AIM - Go through the data below. Pull out every line that has the word "JSON".

─── DATA EXCERPTS ───

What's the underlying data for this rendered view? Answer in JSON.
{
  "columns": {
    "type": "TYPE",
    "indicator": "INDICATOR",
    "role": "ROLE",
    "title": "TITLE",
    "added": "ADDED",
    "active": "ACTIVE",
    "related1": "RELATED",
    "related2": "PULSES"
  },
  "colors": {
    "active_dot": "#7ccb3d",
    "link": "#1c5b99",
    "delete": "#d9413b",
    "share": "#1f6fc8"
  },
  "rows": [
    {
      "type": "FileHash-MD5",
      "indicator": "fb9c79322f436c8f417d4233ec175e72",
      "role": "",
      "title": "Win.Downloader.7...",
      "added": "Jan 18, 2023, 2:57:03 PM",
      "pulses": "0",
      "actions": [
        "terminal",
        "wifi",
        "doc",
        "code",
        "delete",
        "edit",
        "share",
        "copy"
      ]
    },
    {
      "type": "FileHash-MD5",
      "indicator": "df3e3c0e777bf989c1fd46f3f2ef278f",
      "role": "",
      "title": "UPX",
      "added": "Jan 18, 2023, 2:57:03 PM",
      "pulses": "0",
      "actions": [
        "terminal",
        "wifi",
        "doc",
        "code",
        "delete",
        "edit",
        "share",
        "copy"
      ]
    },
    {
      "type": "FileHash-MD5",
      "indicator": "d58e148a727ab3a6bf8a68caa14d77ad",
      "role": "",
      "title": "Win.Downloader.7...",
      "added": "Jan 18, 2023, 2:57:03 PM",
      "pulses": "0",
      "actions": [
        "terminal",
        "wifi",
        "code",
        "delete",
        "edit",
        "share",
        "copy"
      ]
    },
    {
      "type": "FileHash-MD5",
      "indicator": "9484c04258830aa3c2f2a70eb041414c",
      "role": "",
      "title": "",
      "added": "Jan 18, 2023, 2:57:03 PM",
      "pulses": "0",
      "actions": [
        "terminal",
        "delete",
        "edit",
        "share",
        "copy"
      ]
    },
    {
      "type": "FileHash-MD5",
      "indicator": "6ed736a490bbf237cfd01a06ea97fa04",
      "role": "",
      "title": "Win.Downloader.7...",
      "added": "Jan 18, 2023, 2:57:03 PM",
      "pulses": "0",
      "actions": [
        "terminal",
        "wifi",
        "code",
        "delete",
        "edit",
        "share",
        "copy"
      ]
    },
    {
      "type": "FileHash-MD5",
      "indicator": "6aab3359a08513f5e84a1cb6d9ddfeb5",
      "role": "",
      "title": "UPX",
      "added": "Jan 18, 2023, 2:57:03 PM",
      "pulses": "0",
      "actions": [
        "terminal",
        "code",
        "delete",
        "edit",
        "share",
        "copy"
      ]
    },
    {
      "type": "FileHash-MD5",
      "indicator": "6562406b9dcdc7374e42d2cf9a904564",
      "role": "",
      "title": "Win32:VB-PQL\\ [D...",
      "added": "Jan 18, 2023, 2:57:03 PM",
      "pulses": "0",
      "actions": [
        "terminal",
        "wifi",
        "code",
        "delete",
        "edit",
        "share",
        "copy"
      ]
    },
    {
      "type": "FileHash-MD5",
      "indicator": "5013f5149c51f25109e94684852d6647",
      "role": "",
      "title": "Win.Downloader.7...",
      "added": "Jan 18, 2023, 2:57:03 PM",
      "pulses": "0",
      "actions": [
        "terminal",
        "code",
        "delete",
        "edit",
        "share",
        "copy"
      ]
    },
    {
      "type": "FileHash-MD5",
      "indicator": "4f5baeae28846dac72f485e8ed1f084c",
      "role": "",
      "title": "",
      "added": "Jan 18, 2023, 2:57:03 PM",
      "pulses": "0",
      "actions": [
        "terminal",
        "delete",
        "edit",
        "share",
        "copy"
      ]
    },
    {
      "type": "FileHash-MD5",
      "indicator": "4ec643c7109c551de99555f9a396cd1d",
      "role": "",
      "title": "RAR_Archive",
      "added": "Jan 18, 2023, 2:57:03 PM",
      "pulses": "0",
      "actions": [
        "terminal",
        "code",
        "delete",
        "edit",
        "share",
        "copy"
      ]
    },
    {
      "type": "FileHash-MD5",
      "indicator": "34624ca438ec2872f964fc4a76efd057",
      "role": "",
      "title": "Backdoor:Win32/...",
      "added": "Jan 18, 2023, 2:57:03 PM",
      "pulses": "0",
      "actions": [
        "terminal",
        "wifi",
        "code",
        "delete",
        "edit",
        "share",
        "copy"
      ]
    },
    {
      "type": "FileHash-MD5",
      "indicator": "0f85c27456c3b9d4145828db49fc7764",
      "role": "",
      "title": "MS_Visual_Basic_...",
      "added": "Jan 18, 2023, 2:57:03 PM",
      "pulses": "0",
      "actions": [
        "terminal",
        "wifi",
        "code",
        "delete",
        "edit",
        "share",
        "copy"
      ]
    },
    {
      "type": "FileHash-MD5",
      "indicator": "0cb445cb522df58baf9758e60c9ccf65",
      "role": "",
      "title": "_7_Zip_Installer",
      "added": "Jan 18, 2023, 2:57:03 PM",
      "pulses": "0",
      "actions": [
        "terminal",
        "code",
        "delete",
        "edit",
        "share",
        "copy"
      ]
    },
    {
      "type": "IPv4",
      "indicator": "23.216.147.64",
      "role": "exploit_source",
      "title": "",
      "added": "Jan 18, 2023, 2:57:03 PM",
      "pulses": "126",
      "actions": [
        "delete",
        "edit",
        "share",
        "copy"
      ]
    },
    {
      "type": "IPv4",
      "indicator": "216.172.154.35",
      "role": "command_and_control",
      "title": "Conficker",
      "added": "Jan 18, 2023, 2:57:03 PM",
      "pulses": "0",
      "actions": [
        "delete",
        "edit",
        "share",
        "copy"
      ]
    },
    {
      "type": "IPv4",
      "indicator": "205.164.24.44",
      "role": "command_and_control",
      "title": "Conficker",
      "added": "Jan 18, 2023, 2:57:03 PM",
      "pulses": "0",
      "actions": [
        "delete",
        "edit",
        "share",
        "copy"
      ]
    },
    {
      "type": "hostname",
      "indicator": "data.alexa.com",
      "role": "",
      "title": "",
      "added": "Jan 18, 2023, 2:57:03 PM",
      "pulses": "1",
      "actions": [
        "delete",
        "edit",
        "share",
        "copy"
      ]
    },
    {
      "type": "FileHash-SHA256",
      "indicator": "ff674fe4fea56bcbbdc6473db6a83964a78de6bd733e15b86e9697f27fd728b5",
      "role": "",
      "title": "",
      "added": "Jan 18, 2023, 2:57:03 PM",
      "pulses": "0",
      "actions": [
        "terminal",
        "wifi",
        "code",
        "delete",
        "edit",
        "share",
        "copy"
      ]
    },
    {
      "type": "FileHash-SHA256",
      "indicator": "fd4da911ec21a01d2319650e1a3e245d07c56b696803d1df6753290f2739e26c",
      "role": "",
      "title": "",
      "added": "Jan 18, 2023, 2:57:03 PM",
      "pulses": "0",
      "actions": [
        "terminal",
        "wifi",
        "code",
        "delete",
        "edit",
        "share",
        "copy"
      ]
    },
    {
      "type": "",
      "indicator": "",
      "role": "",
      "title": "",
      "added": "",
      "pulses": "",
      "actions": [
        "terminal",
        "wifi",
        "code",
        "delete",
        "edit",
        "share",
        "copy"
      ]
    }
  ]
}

───
─── DATA EXCERPTS ───

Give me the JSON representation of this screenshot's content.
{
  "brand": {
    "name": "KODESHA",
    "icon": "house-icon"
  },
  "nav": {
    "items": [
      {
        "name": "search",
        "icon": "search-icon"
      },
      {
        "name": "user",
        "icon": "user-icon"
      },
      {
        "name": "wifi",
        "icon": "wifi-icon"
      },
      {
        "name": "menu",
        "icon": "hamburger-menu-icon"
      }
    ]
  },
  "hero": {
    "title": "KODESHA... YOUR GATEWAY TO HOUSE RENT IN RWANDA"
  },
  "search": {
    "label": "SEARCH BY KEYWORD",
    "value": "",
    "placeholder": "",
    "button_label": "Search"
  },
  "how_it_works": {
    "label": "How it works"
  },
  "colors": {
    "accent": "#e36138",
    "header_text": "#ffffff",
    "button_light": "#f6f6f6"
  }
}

───

THE RESPONSE -
What's the underlying data for this rendered view? Answer in JSON.
Give me the JSON representation of this screenshot's content.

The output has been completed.